▶ _Aim_: Reproduce the stored entries below word for word, beginning with the very first line and continuing through the line that contains "source-text: Source: Prof".

(Stored entries)
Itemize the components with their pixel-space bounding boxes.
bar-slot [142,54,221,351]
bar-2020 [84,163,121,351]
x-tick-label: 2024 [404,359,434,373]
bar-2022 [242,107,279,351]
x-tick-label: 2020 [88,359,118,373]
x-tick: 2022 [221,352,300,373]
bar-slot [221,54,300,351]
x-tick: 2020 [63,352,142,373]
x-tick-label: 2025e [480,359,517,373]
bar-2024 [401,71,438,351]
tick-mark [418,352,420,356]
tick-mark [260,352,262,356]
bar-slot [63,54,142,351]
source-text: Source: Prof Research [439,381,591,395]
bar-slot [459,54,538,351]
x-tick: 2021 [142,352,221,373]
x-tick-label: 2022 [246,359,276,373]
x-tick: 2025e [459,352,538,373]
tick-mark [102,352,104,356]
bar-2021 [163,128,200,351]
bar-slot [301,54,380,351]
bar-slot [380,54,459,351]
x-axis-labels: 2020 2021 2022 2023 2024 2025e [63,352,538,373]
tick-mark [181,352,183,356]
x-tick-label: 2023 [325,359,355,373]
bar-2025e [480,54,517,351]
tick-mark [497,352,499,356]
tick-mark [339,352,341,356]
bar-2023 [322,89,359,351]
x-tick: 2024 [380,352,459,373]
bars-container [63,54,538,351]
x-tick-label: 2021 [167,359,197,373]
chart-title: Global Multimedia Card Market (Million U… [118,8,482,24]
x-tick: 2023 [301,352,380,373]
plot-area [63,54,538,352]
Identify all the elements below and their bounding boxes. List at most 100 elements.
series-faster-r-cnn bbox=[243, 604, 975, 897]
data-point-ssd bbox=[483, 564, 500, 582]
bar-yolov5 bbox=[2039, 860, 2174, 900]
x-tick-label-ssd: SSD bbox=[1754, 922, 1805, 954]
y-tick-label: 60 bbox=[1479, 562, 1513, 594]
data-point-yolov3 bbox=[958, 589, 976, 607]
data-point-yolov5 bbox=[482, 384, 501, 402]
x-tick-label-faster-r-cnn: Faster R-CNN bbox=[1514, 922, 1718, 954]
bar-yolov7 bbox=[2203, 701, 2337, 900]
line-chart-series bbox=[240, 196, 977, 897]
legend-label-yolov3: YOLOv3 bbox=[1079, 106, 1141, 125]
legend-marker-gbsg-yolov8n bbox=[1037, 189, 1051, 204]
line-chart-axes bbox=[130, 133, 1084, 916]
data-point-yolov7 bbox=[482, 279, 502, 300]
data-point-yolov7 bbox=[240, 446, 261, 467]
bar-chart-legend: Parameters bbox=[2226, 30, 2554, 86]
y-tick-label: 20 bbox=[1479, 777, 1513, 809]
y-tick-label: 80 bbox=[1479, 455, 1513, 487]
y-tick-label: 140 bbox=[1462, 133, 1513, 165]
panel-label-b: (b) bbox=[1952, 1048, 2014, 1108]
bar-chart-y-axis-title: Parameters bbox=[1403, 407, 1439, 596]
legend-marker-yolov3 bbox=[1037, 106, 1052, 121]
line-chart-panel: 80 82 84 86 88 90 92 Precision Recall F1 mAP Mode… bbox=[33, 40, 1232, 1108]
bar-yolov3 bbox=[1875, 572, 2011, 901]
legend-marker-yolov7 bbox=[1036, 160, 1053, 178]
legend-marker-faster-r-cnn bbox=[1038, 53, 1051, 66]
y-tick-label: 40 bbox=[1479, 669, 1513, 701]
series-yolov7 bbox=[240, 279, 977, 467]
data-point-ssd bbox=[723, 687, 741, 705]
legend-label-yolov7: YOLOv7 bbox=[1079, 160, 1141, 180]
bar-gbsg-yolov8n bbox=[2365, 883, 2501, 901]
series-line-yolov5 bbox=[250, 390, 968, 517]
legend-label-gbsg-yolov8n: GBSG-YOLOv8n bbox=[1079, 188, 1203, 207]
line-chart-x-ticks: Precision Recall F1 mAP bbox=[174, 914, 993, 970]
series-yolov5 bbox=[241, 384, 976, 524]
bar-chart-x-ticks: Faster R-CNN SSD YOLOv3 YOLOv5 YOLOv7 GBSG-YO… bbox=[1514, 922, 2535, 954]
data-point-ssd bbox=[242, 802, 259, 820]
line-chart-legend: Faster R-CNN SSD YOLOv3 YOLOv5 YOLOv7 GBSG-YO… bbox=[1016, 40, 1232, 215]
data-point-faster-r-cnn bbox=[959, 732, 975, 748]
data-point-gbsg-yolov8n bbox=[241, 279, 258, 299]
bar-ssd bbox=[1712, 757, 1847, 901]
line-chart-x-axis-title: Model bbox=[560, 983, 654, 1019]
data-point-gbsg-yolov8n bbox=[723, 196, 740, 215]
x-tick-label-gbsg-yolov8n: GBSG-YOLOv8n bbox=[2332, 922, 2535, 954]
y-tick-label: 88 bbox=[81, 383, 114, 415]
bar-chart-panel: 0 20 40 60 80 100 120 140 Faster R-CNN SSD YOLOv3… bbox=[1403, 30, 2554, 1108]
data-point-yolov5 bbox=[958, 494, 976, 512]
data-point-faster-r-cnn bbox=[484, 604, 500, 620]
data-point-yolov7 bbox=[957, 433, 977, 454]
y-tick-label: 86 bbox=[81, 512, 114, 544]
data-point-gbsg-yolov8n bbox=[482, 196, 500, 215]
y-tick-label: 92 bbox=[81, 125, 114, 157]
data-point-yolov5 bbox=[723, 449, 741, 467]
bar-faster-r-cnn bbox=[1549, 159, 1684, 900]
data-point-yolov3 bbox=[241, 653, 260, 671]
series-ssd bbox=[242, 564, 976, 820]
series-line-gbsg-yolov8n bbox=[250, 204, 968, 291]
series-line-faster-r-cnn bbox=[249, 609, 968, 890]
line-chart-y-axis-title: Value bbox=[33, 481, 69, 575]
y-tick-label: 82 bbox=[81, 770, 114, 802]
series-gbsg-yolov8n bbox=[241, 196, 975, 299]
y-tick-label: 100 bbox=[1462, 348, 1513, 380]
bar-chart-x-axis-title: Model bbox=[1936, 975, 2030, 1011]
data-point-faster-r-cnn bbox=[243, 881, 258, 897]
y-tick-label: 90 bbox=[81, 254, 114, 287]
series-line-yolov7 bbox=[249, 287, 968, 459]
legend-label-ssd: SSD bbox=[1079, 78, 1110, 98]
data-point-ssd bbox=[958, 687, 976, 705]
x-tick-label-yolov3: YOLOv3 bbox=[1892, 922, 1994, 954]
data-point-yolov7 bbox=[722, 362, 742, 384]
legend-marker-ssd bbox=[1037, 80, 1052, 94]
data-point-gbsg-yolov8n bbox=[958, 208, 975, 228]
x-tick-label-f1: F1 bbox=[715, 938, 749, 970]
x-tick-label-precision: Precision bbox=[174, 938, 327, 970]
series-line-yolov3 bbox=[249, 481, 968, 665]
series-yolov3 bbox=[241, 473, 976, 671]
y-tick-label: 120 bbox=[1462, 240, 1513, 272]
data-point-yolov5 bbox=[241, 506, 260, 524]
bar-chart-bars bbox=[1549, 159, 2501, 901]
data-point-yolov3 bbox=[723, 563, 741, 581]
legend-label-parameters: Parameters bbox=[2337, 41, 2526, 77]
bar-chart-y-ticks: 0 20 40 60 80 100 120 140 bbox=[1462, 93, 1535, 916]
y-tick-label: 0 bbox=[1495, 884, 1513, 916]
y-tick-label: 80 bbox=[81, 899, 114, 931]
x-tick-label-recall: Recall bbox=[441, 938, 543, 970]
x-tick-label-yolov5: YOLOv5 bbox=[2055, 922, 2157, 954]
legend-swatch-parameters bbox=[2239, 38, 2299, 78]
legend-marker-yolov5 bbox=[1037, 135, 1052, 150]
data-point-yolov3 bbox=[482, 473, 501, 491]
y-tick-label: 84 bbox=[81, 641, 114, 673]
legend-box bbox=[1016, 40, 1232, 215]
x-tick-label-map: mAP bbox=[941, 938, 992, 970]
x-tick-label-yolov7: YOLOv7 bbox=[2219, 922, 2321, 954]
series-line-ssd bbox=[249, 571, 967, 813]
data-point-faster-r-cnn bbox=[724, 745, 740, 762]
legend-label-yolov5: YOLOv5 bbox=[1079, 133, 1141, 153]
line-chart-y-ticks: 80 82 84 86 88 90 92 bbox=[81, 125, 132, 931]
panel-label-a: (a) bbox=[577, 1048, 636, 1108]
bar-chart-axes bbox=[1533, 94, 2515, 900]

▶ _Answer to the task_:
Itemize the components with their pixel-space bounding boxes.
bar-slot [142,54,221,351]
bar-2020 [84,163,121,351]
x-tick-label: 2024 [404,359,434,373]
bar-2022 [242,107,279,351]
x-tick-label: 2020 [88,359,118,373]
x-tick: 2022 [221,352,300,373]
bar-slot [221,54,300,351]
x-tick: 2020 [63,352,142,373]
x-tick-label: 2025e [480,359,517,373]
bar-2024 [401,71,438,351]
tick-mark [418,352,420,356]
tick-mark [260,352,262,356]
bar-slot [63,54,142,351]
source-text: Source: Prof Research [439,381,591,395]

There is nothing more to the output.